__The exercise__: Repeat every record exactly, but keep images out of the copy.

__Records shown__:
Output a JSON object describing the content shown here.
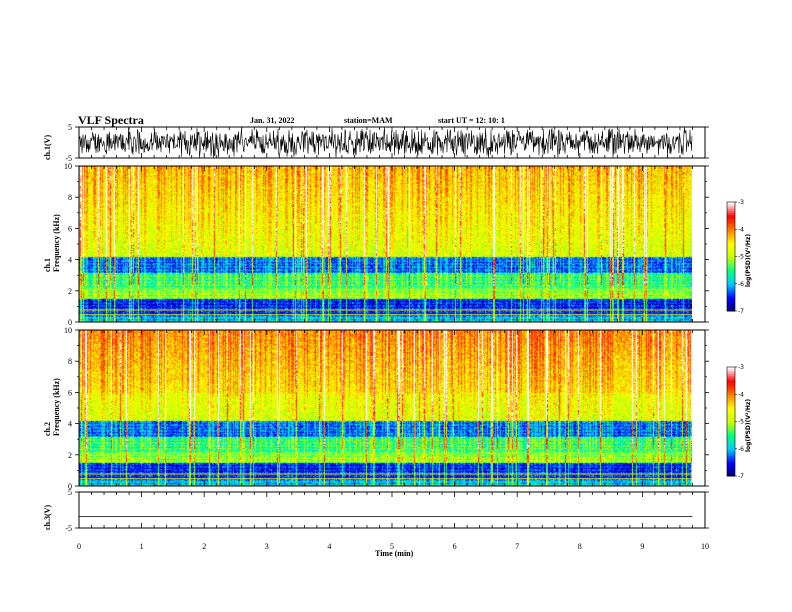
{
  "header": {
    "title": "VLF Spectra",
    "date": "Jan. 31, 2022",
    "station": "station=MAM",
    "start_ut": "start  UT =   12: 10: 1"
  },
  "chart_data": [
    {
      "type": "line",
      "name": "ch1-waveform",
      "ylabel": "ch.1(V)",
      "ylim": [
        -5,
        5
      ],
      "yticks": [
        "5",
        "-5"
      ],
      "xlim": [
        0,
        10
      ],
      "note_saturated": true
    },
    {
      "type": "heatmap",
      "name": "ch1-spectrogram",
      "ylabel": "ch.1\nFrequency (kHz)",
      "ylim": [
        0,
        10
      ],
      "yticks": [
        "0",
        "2",
        "4",
        "6",
        "8",
        "10"
      ],
      "xlim": [
        0,
        10
      ],
      "colorbar": {
        "range": [
          -7,
          -3
        ],
        "ticks": [
          "-3",
          "-4",
          "-5",
          "-6",
          "-7"
        ],
        "label": "log(PSD)(V²/Hz)"
      }
    },
    {
      "type": "heatmap",
      "name": "ch2-spectrogram",
      "ylabel": "ch.2\nFrequency (kHz)",
      "ylim": [
        0,
        10
      ],
      "yticks": [
        "0",
        "2",
        "4",
        "6",
        "8",
        "10"
      ],
      "xlim": [
        0,
        10
      ],
      "colorbar": {
        "range": [
          -7,
          -3
        ],
        "ticks": [
          "-3",
          "-4",
          "-5",
          "-6",
          "-7"
        ],
        "label": "log(PSD)(V²/Hz)"
      }
    },
    {
      "type": "line",
      "name": "ch3-waveform",
      "ylabel": "ch.3(V)",
      "ylim": [
        -5,
        5
      ],
      "yticks": [
        "5",
        "-5"
      ],
      "xlim": [
        0,
        10
      ],
      "series": [
        {
          "x": [
            0,
            9.8
          ],
          "y": [
            -1.8,
            -1.8
          ]
        }
      ]
    }
  ],
  "xaxis": {
    "label": "Time (min)",
    "ticks": [
      "0",
      "1",
      "2",
      "3",
      "4",
      "5",
      "6",
      "7",
      "8",
      "9",
      "10"
    ],
    "data_end": 9.8
  },
  "colors": {
    "colormap": [
      "#000070",
      "#0000ff",
      "#00c8ff",
      "#00ff80",
      "#c8ff00",
      "#ffff00",
      "#ff8000",
      "#ff0000",
      "#ffffff"
    ]
  }
}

__Task output__:
Output a JSON object describing the content shown here.
{
  "header": {
    "title": "VLF Spectra",
    "date": "Jan. 31, 2022",
    "station": "station=MAM",
    "start_ut": "start  UT =   12: 10: 1"
  },
  "chart_data": [
    {
      "type": "line",
      "name": "ch1-waveform",
      "ylabel": "ch.1(V)",
      "ylim": [
        -5,
        5
      ],
      "yticks": [
        "5",
        "-5"
      ],
      "xlim": [
        0,
        10
      ],
      "note_saturated": true
    },
    {
      "type": "heatmap",
      "name": "ch1-spectrogram",
      "ylabel": "ch.1\nFrequency (kHz)",
      "ylim": [
        0,
        10
      ],
      "yticks": [
        "0",
        "2",
        "4",
        "6",
        "8",
        "10"
      ],
      "xlim": [
        0,
        10
      ],
      "colorbar": {
        "range": [
          -7,
          -3
        ],
        "ticks": [
          "-3",
          "-4",
          "-5",
          "-6",
          "-7"
        ],
        "label": "log(PSD)(V²/Hz)"
      }
    },
    {
      "type": "heatmap",
      "name": "ch2-spectrogram",
      "ylabel": "ch.2\nFrequency (kHz)",
      "ylim": [
        0,
        10
      ],
      "yticks": [
        "0",
        "2",
        "4",
        "6",
        "8",
        "10"
      ],
      "xlim": [
        0,
        10
      ],
      "colorbar": {
        "range": [
          -7,
          -3
        ],
        "ticks": [
          "-3",
          "-4",
          "-5",
          "-6",
          "-7"
        ],
        "label": "log(PSD)(V²/Hz)"
      }
    },
    {
      "type": "line",
      "name": "ch3-waveform",
      "ylabel": "ch.3(V)",
      "ylim": [
        -5,
        5
      ],
      "yticks": [
        "5",
        "-5"
      ],
      "xlim": [
        0,
        10
      ],
      "series": [
        {
          "x": [
            0,
            9.8
          ],
          "y": [
            -1.8,
            -1.8
          ]
        }
      ]
    }
  ],
  "xaxis": {
    "label": "Time (min)",
    "ticks": [
      "0",
      "1",
      "2",
      "3",
      "4",
      "5",
      "6",
      "7",
      "8",
      "9",
      "10"
    ],
    "data_end": 9.8
  },
  "colors": {
    "colormap": [
      "#000070",
      "#0000ff",
      "#00c8ff",
      "#00ff80",
      "#c8ff00",
      "#ffff00",
      "#ff8000",
      "#ff0000",
      "#ffffff"
    ]
  }
}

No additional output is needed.